> **Given task**
Extract, from the listing that follows, each line containing the word "potè".

------

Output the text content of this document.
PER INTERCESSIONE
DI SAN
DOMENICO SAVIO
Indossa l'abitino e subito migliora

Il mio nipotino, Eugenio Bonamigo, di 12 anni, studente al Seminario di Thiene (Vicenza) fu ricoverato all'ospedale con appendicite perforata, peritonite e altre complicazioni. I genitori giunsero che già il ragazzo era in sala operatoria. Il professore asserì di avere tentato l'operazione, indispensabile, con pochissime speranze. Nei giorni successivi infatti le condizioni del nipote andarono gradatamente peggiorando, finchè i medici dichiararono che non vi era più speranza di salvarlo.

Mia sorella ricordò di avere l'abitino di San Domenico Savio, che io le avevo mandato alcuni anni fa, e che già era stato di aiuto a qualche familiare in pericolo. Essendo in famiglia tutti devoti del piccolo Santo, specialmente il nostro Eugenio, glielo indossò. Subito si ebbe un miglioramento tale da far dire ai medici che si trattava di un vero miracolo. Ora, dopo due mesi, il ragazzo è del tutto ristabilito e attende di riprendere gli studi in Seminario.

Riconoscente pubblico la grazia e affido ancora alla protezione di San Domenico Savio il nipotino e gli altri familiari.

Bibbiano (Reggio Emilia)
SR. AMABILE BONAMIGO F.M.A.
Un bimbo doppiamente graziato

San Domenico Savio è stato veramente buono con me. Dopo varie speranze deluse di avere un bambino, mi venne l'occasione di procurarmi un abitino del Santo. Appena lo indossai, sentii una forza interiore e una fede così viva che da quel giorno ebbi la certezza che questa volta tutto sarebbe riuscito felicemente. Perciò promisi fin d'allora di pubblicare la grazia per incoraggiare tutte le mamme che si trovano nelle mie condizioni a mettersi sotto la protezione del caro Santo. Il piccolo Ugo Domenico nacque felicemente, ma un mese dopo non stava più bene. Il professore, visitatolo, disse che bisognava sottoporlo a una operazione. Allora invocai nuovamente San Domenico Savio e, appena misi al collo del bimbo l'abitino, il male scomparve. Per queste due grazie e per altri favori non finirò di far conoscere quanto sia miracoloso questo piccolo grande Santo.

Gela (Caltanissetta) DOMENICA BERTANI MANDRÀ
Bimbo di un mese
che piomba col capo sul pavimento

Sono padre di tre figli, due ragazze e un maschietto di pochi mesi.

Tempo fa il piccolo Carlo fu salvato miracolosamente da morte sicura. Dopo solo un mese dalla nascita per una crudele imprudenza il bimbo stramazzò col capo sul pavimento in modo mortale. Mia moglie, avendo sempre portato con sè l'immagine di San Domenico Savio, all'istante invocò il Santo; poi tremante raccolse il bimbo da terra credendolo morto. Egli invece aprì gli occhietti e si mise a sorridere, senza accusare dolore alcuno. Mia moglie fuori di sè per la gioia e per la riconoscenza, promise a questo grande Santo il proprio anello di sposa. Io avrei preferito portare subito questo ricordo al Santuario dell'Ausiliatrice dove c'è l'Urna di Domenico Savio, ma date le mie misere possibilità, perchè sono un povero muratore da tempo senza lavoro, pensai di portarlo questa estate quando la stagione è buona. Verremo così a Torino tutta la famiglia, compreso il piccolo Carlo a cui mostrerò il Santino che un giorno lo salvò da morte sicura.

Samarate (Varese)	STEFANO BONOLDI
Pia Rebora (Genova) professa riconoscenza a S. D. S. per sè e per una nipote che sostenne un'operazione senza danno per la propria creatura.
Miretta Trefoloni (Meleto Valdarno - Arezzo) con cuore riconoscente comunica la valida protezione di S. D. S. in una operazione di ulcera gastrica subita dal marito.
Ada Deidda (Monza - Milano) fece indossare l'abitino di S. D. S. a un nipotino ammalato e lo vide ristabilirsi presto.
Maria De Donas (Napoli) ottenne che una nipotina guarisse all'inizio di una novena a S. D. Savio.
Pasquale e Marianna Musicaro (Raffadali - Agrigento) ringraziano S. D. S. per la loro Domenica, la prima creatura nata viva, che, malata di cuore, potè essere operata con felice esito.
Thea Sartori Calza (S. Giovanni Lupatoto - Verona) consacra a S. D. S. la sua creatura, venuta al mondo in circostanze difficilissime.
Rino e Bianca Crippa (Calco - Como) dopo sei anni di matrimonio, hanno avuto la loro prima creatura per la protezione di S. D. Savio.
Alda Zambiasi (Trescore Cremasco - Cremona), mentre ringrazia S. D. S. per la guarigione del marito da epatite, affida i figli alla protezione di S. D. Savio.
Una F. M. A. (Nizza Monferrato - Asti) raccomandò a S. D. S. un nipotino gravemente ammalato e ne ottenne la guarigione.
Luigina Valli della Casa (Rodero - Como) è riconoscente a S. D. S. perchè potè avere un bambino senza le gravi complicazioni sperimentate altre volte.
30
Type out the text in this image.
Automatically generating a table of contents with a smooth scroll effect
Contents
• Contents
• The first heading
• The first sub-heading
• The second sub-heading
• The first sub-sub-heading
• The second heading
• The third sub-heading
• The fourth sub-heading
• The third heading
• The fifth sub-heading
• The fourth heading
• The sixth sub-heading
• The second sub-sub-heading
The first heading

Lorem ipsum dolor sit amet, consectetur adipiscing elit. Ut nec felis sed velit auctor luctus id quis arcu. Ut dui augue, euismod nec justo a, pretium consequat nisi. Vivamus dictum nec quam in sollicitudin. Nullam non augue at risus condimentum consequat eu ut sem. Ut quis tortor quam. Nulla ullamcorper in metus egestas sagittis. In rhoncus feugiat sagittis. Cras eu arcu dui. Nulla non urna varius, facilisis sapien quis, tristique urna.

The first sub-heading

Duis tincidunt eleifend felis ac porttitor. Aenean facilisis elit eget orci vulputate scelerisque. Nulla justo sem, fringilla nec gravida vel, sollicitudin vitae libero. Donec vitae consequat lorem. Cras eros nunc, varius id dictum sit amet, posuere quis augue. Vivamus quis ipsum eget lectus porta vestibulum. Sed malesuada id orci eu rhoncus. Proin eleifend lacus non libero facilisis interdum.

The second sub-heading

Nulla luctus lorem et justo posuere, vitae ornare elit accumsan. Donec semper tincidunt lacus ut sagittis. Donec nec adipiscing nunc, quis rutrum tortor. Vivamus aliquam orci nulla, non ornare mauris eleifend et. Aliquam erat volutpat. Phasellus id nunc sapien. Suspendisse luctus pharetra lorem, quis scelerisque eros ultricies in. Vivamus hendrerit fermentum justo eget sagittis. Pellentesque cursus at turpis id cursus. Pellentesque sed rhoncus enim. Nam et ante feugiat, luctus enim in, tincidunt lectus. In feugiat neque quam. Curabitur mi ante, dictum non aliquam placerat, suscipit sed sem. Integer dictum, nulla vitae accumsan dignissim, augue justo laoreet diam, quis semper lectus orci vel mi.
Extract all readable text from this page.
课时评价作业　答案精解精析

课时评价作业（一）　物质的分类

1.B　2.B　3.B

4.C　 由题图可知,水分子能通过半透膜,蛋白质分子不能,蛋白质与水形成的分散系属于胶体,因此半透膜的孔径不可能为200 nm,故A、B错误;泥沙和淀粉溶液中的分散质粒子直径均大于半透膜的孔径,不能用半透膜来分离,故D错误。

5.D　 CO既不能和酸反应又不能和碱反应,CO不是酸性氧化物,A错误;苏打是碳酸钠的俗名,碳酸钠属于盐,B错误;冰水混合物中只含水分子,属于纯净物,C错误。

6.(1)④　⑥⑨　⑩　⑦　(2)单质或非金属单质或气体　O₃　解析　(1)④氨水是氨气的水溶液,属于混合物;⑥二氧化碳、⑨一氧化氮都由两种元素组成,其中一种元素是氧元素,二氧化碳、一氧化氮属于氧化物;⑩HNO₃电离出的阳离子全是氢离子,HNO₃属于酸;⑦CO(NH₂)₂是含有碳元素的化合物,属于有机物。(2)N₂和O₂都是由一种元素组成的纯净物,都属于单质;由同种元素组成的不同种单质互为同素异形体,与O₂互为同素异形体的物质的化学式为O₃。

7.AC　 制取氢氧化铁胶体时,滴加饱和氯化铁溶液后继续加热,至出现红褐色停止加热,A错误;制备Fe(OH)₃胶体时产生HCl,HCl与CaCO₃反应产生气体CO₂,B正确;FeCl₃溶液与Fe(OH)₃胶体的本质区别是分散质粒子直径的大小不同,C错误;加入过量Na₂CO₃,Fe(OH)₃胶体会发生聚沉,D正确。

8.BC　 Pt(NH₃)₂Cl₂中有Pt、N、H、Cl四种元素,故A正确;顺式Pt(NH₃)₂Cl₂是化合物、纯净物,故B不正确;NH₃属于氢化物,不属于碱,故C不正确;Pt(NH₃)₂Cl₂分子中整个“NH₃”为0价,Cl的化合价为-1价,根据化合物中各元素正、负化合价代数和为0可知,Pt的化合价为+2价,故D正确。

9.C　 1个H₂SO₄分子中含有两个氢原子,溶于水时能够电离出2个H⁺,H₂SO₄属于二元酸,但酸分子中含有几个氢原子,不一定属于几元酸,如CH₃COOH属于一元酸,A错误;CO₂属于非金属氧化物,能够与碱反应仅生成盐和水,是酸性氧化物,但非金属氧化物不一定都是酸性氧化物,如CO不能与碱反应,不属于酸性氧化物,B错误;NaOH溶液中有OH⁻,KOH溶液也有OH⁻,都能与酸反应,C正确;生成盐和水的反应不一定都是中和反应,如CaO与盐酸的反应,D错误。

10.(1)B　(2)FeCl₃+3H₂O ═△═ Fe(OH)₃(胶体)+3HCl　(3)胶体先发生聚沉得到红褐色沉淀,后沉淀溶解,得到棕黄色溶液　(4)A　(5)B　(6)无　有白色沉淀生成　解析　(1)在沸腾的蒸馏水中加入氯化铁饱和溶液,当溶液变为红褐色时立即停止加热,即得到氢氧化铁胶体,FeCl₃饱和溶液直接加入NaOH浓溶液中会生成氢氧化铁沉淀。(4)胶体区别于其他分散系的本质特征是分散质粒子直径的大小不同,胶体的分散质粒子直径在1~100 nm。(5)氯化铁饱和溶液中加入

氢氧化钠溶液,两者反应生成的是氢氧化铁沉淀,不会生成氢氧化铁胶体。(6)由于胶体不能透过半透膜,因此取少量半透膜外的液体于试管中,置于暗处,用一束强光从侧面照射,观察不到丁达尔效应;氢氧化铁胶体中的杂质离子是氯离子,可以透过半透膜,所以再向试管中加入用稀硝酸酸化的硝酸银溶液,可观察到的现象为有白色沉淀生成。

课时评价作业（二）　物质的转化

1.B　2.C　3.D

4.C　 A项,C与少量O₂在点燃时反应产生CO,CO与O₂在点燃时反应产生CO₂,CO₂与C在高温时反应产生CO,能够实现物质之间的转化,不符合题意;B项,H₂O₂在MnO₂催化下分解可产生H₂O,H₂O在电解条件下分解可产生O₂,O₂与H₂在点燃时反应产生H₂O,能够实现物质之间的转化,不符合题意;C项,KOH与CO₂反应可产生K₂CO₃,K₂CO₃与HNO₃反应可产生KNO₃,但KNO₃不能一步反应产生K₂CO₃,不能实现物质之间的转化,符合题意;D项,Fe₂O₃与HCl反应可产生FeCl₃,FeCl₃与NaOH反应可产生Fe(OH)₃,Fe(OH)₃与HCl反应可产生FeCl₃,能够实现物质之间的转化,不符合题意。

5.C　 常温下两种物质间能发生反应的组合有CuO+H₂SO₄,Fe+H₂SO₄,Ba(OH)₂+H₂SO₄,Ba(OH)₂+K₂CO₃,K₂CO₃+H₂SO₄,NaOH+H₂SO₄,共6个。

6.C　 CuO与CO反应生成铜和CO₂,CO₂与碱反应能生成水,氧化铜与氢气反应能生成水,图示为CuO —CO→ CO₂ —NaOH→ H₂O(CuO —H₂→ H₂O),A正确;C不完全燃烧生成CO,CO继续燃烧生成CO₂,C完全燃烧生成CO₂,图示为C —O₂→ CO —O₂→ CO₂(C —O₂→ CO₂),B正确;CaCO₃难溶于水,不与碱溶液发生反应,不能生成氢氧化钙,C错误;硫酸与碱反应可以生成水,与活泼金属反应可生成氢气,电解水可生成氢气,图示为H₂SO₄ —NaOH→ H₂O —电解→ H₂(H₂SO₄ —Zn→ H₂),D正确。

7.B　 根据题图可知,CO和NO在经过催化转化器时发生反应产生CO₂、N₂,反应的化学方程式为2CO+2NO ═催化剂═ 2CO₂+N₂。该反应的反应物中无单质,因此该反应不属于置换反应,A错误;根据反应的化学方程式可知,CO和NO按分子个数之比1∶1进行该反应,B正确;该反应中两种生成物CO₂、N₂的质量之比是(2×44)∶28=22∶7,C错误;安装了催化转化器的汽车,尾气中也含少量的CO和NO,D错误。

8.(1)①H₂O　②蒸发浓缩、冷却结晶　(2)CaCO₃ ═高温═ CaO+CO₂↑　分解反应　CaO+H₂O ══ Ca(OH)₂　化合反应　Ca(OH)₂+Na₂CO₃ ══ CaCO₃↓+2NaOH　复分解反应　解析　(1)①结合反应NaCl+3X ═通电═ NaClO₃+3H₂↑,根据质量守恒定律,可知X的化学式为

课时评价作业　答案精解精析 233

------

> **Output of the task**
Pasquale e Marianna Musicaro (Raffadali - Agrigento) ringraziano S. D. S. per la loro Domenica, la prima creatura nata viva, che, malata di cuore, potè essere operata con felice esito.
Luigina Valli della Casa (Rodero - Como) è riconoscente a S. D. S. perchè potè avere un bambino senza le gravi complicazioni sperimentate altre volte.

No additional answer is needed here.